[Description of the task] The listing below should be printed exactly, every line of it. Skip the pictures.

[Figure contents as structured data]

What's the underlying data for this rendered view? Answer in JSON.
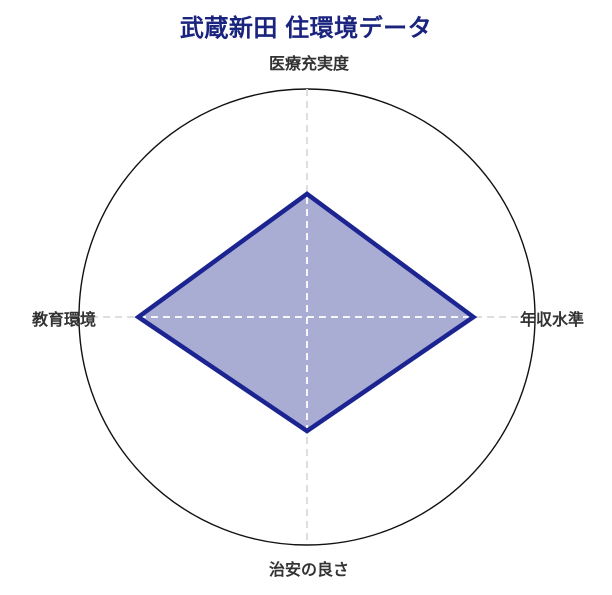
{
  "title": "武蔵新田 住環境データ",
  "colors": {
    "title_text": "#1a237e",
    "axis_label_text": "#333333",
    "outer_circle_stroke": "#111111",
    "grid_dash_outside": "#dedede",
    "grid_dash_inside": "#ffffff",
    "polygon_stroke": "#1b2490",
    "polygon_fill": "#1e288c",
    "polygon_fill_opacity": 0.38,
    "background": "#ffffff"
  },
  "chart_data": {
    "type": "radar",
    "title": "武蔵新田 住環境データ",
    "categories": [
      "医療充実度",
      "年収水準",
      "治安の良さ",
      "教育環境"
    ],
    "category_positions": [
      "top",
      "right",
      "bottom",
      "left"
    ],
    "series": [
      {
        "name": "武蔵新田",
        "values": [
          0.54,
          0.73,
          0.5,
          0.74
        ]
      }
    ],
    "rmax": 1,
    "r_ticks_labeled": false,
    "value_note": "no radial tick labels shown; values estimated as fraction of outer circle radius",
    "legend": "none",
    "grid": "single outer circle plus dashed cross axis lines (light gray outside polygon, white inside polygon)"
  }
}
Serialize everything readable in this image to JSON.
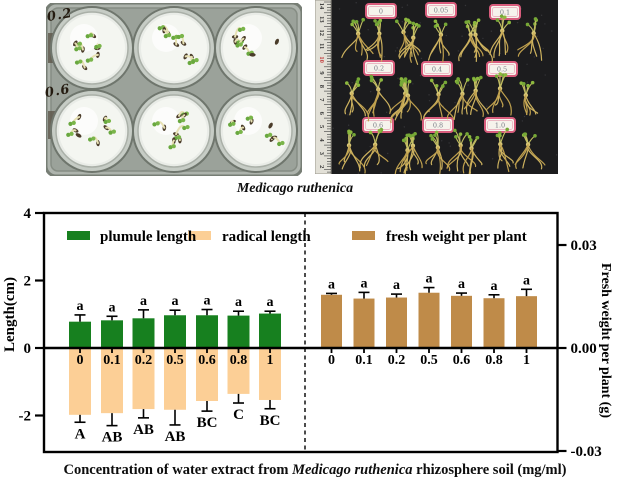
{
  "figure": {
    "caption": "Medicago ruthenica",
    "xaxis_title_parts": [
      "Concentration of water extract from ",
      "Medicago ruthenica",
      " rhizosphere soil (mg/ml)"
    ]
  },
  "photos": {
    "plate_photo": {
      "handwritten_labels": [
        "0.2",
        "0.6"
      ],
      "wells": 6
    },
    "seedling_photo": {
      "ruler_numbers": [
        "14",
        "13",
        "12",
        "11",
        "10",
        "9",
        "8",
        "7",
        "6",
        "5",
        "4",
        "3",
        "2"
      ],
      "ruler_red_number": "10",
      "tags": [
        "0",
        "0.05",
        "0.1",
        "0.2",
        "0.4",
        "0.5",
        "0.6",
        "0.8",
        "1.0"
      ]
    }
  },
  "chart_data": {
    "type": "bar",
    "categories": [
      "0",
      "0.1",
      "0.2",
      "0.5",
      "0.6",
      "0.8",
      "1"
    ],
    "left_axis": {
      "label": "Length(cm)",
      "ticks": [
        "4",
        "2",
        "0",
        "-2"
      ],
      "tick_values": [
        4,
        2,
        0,
        -2
      ],
      "range": [
        -3.1,
        4
      ]
    },
    "right_axis": {
      "label": "Fresh weight per plant (g)",
      "ticks": [
        "0.03",
        "0.00",
        "-0.03"
      ],
      "tick_values": [
        0.03,
        0,
        -0.03
      ],
      "range": [
        -0.031,
        0.0405
      ]
    },
    "grid": false,
    "legend_position": "top-inside",
    "legend": [
      {
        "label": "plumule length",
        "color": "#17801f"
      },
      {
        "label": "radical length",
        "color": "#fccf96"
      },
      {
        "label": "fresh weight per plant",
        "color": "#bf8b49"
      }
    ],
    "series": [
      {
        "name": "plumule length",
        "axis": "left",
        "color": "#17801f",
        "values": [
          0.78,
          0.82,
          0.88,
          0.97,
          0.97,
          0.96,
          1.02
        ],
        "errors": [
          0.2,
          0.12,
          0.25,
          0.15,
          0.17,
          0.13,
          0.07
        ],
        "point_labels": [
          "a",
          "a",
          "a",
          "a",
          "a",
          "a",
          "a"
        ]
      },
      {
        "name": "radical length",
        "axis": "left",
        "color": "#fccf96",
        "values": [
          -1.98,
          -1.93,
          -1.81,
          -1.83,
          -1.57,
          -1.36,
          -1.54
        ],
        "errors": [
          0.22,
          0.37,
          0.26,
          0.45,
          0.3,
          0.27,
          0.26
        ],
        "point_labels": [
          "A",
          "AB",
          "AB",
          "AB",
          "BC",
          "C",
          "BC"
        ]
      },
      {
        "name": "fresh weight per plant",
        "axis": "right",
        "color": "#bf8b49",
        "values": [
          0.0155,
          0.0144,
          0.0147,
          0.0161,
          0.0152,
          0.0145,
          0.0151
        ],
        "errors": [
          0.0004,
          0.0018,
          0.001,
          0.0015,
          0.0008,
          0.001,
          0.002
        ],
        "point_labels": [
          "a",
          "a",
          "a",
          "a",
          "a",
          "a",
          "a"
        ]
      }
    ]
  }
}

[Problem solution]
What's the underlying data for this rendered view? Answer in JSON.
{
  "title": "武蔵新田 住環境データ",
  "colors": {
    "title_text": "#1a237e",
    "axis_label_text": "#333333",
    "outer_circle_stroke": "#111111",
    "grid_dash_outside": "#dedede",
    "grid_dash_inside": "#ffffff",
    "polygon_stroke": "#1b2490",
    "polygon_fill": "#1e288c",
    "polygon_fill_opacity": 0.38,
    "background": "#ffffff"
  },
  "chart_data": {
    "type": "radar",
    "title": "武蔵新田 住環境データ",
    "categories": [
      "医療充実度",
      "年収水準",
      "治安の良さ",
      "教育環境"
    ],
    "category_positions": [
      "top",
      "right",
      "bottom",
      "left"
    ],
    "series": [
      {
        "name": "武蔵新田",
        "values": [
          0.54,
          0.73,
          0.5,
          0.74
        ]
      }
    ],
    "rmax": 1,
    "r_ticks_labeled": false,
    "value_note": "no radial tick labels shown; values estimated as fraction of outer circle radius",
    "legend": "none",
    "grid": "single outer circle plus dashed cross axis lines (light gray outside polygon, white inside polygon)"
  }
}
Serialize everything readable in this image to JSON.
{
  "figure": {
    "caption": "Medicago ruthenica",
    "xaxis_title_parts": [
      "Concentration of water extract from ",
      "Medicago ruthenica",
      " rhizosphere soil (mg/ml)"
    ]
  },
  "photos": {
    "plate_photo": {
      "handwritten_labels": [
        "0.2",
        "0.6"
      ],
      "wells": 6
    },
    "seedling_photo": {
      "ruler_numbers": [
        "14",
        "13",
        "12",
        "11",
        "10",
        "9",
        "8",
        "7",
        "6",
        "5",
        "4",
        "3",
        "2"
      ],
      "ruler_red_number": "10",
      "tags": [
        "0",
        "0.05",
        "0.1",
        "0.2",
        "0.4",
        "0.5",
        "0.6",
        "0.8",
        "1.0"
      ]
    }
  },
  "chart_data": {
    "type": "bar",
    "categories": [
      "0",
      "0.1",
      "0.2",
      "0.5",
      "0.6",
      "0.8",
      "1"
    ],
    "left_axis": {
      "label": "Length(cm)",
      "ticks": [
        "4",
        "2",
        "0",
        "-2"
      ],
      "tick_values": [
        4,
        2,
        0,
        -2
      ],
      "range": [
        -3.1,
        4
      ]
    },
    "right_axis": {
      "label": "Fresh weight per plant (g)",
      "ticks": [
        "0.03",
        "0.00",
        "-0.03"
      ],
      "tick_values": [
        0.03,
        0,
        -0.03
      ],
      "range": [
        -0.031,
        0.0405
      ]
    },
    "grid": false,
    "legend_position": "top-inside",
    "legend": [
      {
        "label": "plumule length",
        "color": "#17801f"
      },
      {
        "label": "radical length",
        "color": "#fccf96"
      },
      {
        "label": "fresh weight per plant",
        "color": "#bf8b49"
      }
    ],
    "series": [
      {
        "name": "plumule length",
        "axis": "left",
        "color": "#17801f",
        "values": [
          0.78,
          0.82,
          0.88,
          0.97,
          0.97,
          0.96,
          1.02
        ],
        "errors": [
          0.2,
          0.12,
          0.25,
          0.15,
          0.17,
          0.13,
          0.07
        ],
        "point_labels": [
          "a",
          "a",
          "a",
          "a",
          "a",
          "a",
          "a"
        ]
      },
      {
        "name": "radical length",
        "axis": "left",
        "color": "#fccf96",
        "values": [
          -1.98,
          -1.93,
          -1.81,
          -1.83,
          -1.57,
          -1.36,
          -1.54
        ],
        "errors": [
          0.22,
          0.37,
          0.26,
          0.45,
          0.3,
          0.27,
          0.26
        ],
        "point_labels": [
          "A",
          "AB",
          "AB",
          "AB",
          "BC",
          "C",
          "BC"
        ]
      },
      {
        "name": "fresh weight per plant",
        "axis": "right",
        "color": "#bf8b49",
        "values": [
          0.0155,
          0.0144,
          0.0147,
          0.0161,
          0.0152,
          0.0145,
          0.0151
        ],
        "errors": [
          0.0004,
          0.0018,
          0.001,
          0.0015,
          0.0008,
          0.001,
          0.002
        ],
        "point_labels": [
          "a",
          "a",
          "a",
          "a",
          "a",
          "a",
          "a"
        ]
      }
    ]
  }
}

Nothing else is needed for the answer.